## [WHAT THE TASK REQUIRES]
In the court decision below, what business is the respondent engaged in?
== PASSAGE
G.R. No. 197515, July 02, 2014
COMMISSIONER OF INTERNAL REVENUE, Petitioner, v. UNITED SALVAGE AND TOWAGE (PHILS.), INC., Respondent.
D E C I S I O N
Before the Court is a petition for review on certiorari under Rule 45 of the Revised Rules of Court which seeks to review, reverse and set aside the Decision1 of the Court of Tax Appeals En Banc (CTA En Banc), dated June 27, 2011, in the case entitled Commissioner of Internal Revenue v. United Salvage and Towage (Phils.), Inc. (USTP), docketed as C.T.A. EB No. 662.
The facts as culled from the records:
Respondent is engaged in the business of sub-contracting work for service contractors engaged in petroleum operations in the Philippines.2 During the taxable years in question, it had entered into various contracts and/or sub-contracts with several petroleum service contractors, such as Shell Philippines Exploration, B.V. and Alorn Production Philippines for the supply of service vessels.3
In the course of respondent’s operations, petitioner found respondent liable for deficiency income tax, withholding tax, value-added tax (VAT) and documentary stamp tax (DST) for taxable years 1992, 1994, 1997 and 1998.4 Particularly, petitioner, through BIR officials, issued demand letters with attached assessment notices for withholding tax on compensation (WTC) and expanded withholding tax (EWT) for taxable years 1992, 1994 and 1998,5 detailed as follows:
Assessment Notice No. Tax Covered Period Amount 25-1-000545-92 WTC 1992 P50,429.18 25-1-000546-92 EWT 1992 P14,079.45 034-14-000029-94 EWT 1994 P48,461.76 034-1-000080-98 EWT 1998 P22,437.016
WHEREFORE, the instant Petition for Review is hereby GRANTED. Accordingly, Assessment Notice No. 25-1-00546-92 dated January 9, 1996 for deficiency Expanded Withholding Tax and Assessment Notice No. 25-1-000545 dated January 9, 1996 for deficiency Withholding Tax on Compensation are hereby CANCELLED.
WHEREFORE, premises considered, the Petition is PARTLY GRANTED. The Decision dated March 12, 2010 and the Resolution dated July 15, 2010 are AFFIRMED with MODIFICATION upholding the 1998 EWT assessment. In addition to the basic EWT deficiency of P14,496.79, USTP is ordered to pay surcharge, annual deficiency interest, and annual delinquency interest from the date due until full payment pursuant to Section 249 of the 1997 NIRC.
====
== SUPPLIED ENTRIES
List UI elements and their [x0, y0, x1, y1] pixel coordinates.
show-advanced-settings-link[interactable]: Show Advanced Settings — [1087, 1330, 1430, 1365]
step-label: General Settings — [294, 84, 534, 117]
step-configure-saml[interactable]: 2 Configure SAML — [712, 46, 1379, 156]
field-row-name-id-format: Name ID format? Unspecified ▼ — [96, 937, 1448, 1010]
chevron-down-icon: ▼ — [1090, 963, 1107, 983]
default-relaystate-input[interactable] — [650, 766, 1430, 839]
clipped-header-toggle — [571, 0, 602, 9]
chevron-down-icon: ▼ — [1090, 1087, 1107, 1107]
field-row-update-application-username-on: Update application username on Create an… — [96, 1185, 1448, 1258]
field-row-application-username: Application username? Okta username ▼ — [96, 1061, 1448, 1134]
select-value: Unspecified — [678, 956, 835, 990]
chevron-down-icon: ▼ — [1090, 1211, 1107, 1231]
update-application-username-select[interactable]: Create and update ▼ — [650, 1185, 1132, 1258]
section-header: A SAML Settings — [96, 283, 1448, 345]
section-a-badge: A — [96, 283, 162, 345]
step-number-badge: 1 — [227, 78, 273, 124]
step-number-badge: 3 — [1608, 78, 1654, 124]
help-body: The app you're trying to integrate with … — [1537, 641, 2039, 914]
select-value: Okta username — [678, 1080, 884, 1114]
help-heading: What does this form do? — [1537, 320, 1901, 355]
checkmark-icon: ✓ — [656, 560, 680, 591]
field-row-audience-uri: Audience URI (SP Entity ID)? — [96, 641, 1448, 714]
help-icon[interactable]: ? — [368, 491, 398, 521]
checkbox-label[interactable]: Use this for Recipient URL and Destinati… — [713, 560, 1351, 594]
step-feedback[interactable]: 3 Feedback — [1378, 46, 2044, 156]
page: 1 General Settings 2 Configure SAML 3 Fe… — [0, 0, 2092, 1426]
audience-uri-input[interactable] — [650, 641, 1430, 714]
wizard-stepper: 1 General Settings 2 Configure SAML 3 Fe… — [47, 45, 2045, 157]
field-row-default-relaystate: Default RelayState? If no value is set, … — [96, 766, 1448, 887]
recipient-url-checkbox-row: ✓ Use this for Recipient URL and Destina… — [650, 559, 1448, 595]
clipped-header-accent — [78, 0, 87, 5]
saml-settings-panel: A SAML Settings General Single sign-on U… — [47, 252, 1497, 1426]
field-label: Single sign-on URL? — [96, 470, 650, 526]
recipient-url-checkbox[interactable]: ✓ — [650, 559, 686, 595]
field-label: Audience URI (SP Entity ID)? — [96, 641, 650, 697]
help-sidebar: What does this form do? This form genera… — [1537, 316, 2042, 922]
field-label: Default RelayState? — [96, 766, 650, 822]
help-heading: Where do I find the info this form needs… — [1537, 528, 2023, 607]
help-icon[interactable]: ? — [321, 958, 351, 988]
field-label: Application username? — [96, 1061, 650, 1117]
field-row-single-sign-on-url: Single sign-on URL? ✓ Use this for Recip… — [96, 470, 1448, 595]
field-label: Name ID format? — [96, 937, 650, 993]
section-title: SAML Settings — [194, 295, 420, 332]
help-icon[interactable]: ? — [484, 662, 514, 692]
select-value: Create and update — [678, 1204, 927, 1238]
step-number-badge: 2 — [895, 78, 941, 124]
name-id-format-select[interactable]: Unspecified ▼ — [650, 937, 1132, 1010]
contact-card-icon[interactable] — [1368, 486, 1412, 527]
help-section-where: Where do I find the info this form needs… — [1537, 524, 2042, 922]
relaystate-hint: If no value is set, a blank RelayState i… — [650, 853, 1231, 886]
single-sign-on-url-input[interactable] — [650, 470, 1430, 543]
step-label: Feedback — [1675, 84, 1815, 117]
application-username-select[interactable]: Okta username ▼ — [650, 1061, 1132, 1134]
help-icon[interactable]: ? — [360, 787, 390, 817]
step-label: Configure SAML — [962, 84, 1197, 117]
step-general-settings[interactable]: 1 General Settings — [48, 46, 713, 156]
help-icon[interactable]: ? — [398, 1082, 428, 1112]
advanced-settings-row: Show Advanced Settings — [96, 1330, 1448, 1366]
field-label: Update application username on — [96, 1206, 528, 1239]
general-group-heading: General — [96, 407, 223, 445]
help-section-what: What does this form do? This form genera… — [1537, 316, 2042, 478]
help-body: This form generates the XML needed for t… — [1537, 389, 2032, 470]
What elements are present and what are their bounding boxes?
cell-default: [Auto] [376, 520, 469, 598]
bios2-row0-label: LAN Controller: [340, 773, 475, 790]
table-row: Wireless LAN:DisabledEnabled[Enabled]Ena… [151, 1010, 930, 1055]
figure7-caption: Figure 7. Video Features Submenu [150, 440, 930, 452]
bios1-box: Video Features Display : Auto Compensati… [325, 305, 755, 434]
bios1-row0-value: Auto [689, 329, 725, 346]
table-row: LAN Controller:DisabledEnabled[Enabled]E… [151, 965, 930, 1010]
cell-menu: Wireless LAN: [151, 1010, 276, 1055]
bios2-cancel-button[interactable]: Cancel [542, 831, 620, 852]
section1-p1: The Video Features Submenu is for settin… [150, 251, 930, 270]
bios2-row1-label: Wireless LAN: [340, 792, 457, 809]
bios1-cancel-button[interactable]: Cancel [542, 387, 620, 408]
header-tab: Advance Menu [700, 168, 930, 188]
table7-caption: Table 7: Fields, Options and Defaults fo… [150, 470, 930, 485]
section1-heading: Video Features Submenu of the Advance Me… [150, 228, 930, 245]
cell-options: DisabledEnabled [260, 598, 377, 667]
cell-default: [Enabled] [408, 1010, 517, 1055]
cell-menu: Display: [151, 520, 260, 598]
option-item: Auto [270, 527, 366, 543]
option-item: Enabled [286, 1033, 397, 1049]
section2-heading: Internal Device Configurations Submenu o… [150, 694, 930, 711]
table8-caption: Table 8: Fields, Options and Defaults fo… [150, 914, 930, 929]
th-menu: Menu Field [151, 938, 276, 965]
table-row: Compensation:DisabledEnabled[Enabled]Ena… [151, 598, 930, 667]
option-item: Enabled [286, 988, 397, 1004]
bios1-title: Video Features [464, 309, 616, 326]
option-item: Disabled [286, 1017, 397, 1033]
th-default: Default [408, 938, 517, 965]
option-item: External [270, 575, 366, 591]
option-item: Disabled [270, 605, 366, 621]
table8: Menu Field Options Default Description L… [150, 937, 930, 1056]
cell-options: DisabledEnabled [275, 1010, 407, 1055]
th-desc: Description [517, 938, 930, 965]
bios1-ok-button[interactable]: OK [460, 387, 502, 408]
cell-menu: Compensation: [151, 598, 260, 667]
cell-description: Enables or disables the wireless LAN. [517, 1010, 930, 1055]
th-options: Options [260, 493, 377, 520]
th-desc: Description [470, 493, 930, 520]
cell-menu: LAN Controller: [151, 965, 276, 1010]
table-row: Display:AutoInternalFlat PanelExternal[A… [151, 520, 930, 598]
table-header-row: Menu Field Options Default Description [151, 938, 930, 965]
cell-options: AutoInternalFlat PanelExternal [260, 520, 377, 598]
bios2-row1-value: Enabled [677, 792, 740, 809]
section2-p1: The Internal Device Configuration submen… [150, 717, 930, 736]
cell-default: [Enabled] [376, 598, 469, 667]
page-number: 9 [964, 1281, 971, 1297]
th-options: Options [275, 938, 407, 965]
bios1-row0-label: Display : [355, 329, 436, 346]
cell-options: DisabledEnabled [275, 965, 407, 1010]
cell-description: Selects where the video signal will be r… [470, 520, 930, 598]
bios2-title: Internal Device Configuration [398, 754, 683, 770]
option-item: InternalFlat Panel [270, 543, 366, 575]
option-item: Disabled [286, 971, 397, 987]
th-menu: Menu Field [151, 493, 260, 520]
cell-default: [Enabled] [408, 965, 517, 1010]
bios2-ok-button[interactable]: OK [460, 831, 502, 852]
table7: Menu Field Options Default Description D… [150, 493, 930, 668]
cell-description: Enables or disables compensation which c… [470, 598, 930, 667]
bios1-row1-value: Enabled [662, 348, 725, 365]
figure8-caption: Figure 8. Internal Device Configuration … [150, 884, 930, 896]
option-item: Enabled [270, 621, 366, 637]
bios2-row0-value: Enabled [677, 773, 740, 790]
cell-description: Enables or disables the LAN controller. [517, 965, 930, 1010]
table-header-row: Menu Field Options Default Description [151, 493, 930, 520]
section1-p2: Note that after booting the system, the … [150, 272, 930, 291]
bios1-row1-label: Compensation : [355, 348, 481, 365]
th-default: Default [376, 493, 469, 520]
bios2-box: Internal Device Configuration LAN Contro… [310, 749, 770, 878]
====
## [EXERCISE RESULT]
Sub-contracting work for service contractors engaged in petroleum operations in the Philippines.